» What the task asks
Restate the data exactly as given and keep the pictures out.

(Dataset items)
-- -- --

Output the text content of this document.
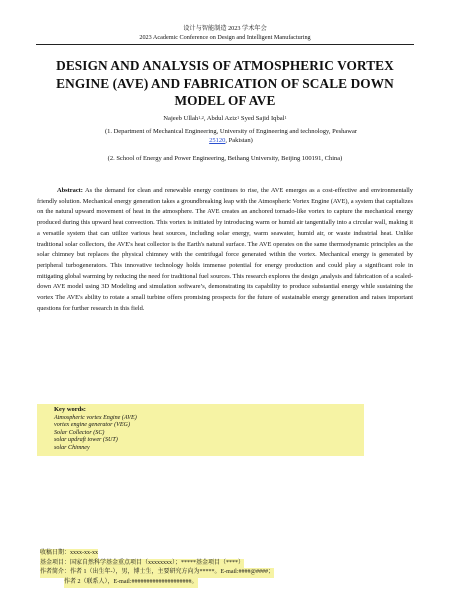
设计与智能制造 2023 学术年会
2023 Academic Conference on Design and Intelligent Manufacturing
DESIGN AND ANALYSIS OF ATMOSPHERIC VORTEX ENGINE (AVE) AND FABRICATION OF SCALE DOWN MODEL OF AVE
Najeeb Ullah$^{1,2}$, Abdul Aziz$^1$ Syed Sajid Iqbal$^1$
(1. Department of Mechanical Engineering, University of Engineering and technology, Peshawar
25120, Pakistan)
(2. School of Energy and Power Engineering, Beihang University, Beijing 100191, China)
Abstract: As the demand for clean and renewable energy continues to rise, the AVE emerges as a cost-effective and environmentally friendly solution. Mechanical energy generation takes a groundbreaking leap with the Atmospheric Vortex Engine (AVE), a system that capitalizes on the natural upward movement of heat in the atmosphere. The AVE creates an anchored tornado-like vortex to capture the mechanical energy produced during this upward heat convection. This vortex is initiated by introducing warm or humid air tangentially into a circular wall, making it a versatile system that can utilize various heat sources, including solar energy, warm seawater, humid air, or waste industrial heat. Unlike traditional solar collectors, the AVE's heat collector is the Earth's natural surface. The AVE operates on the same thermodynamic principles as the solar chimney but replaces the physical chimney with the centrifugal force generated within the vortex. Mechanical energy is generated by peripheral turbogenerators. This innovative technology holds immense potential for energy production and could play a significant role in mitigating global warming by reducing the need for traditional fuel sources. This research explores the design ,analysis and fabrication of a scaled-down AVE model using 3D Modeling and simulation software’s, demonstrating its capability to produce substantial energy while sustaining the vortex The AVE's ability to rotate a small turbine offers promising prospects for the future of sustainable energy generation and raises important questions for further research in this field.
Key words:
Atmospheric vortex Engine (AVE)
vortex engine generator (VEG)
Solar Collector (SC)
solar updraft tower (SUT)
solar Chimney
收稿日期：xxxx-xx-xx
基金项目：国家自然科学基金重点项目（xxxxxxxx）；*****基金项目（****）
作者简介：作者 1（出生年-），男，博士生，主要研究方向为*****。E-mail:####@####；
作者 2（联系人），E-mail:####################。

-- -- --

» Finished task
Output the text content of this document.
设计与智能制造 2023 学术年会
2023 Academic Conference on Design and Intelligent Manufacturing
DESIGN AND ANALYSIS OF ATMOSPHERIC VORTEX ENGINE (AVE) AND FABRICATION OF SCALE DOWN MODEL OF AVE
Najeeb Ullah$^{1,2}$, Abdul Aziz$^1$ Syed Sajid Iqbal$^1$
(1. Department of Mechanical Engineering, University of Engineering and technology, Peshawar
25120, Pakistan)
(2. School of Energy and Power Engineering, Beihang University, Beijing 100191, China)
Abstract: As the demand for clean and renewable energy continues to rise, the AVE emerges as a cost-effective and environmentally friendly solution. Mechanical energy generation takes a groundbreaking leap with the Atmospheric Vortex Engine (AVE), a system that capitalizes on the natural upward movement of heat in the atmosphere. The AVE creates an anchored tornado-like vortex to capture the mechanical energy produced during this upward heat convection. This vortex is initiated by introducing warm or humid air tangentially into a circular wall, making it a versatile system that can utilize various heat sources, including solar energy, warm seawater, humid air, or waste industrial heat. Unlike traditional solar collectors, the AVE's heat collector is the Earth's natural surface. The AVE operates on the same thermodynamic principles as the solar chimney but replaces the physical chimney with the centrifugal force generated within the vortex. Mechanical energy is generated by peripheral turbogenerators. This innovative technology holds immense potential for energy production and could play a significant role in mitigating global warming by reducing the need for traditional fuel sources. This research explores the design ,analysis and fabrication of a scaled-down AVE model using 3D Modeling and simulation software’s, demonstrating its capability to produce substantial energy while sustaining the vortex The AVE's ability to rotate a small turbine offers promising prospects for the future of sustainable energy generation and raises important questions for further research in this field.
Key words:
Atmospheric vortex Engine (AVE)
vortex engine generator (VEG)
Solar Collector (SC)
solar updraft tower (SUT)
solar Chimney
收稿日期：xxxx-xx-xx
基金项目：国家自然科学基金重点项目（xxxxxxxx）；*****基金项目（****）
作者简介：作者 1（出生年-），男，博士生，主要研究方向为*****。E-mail:####@####；
作者 2（联系人），E-mail:####################。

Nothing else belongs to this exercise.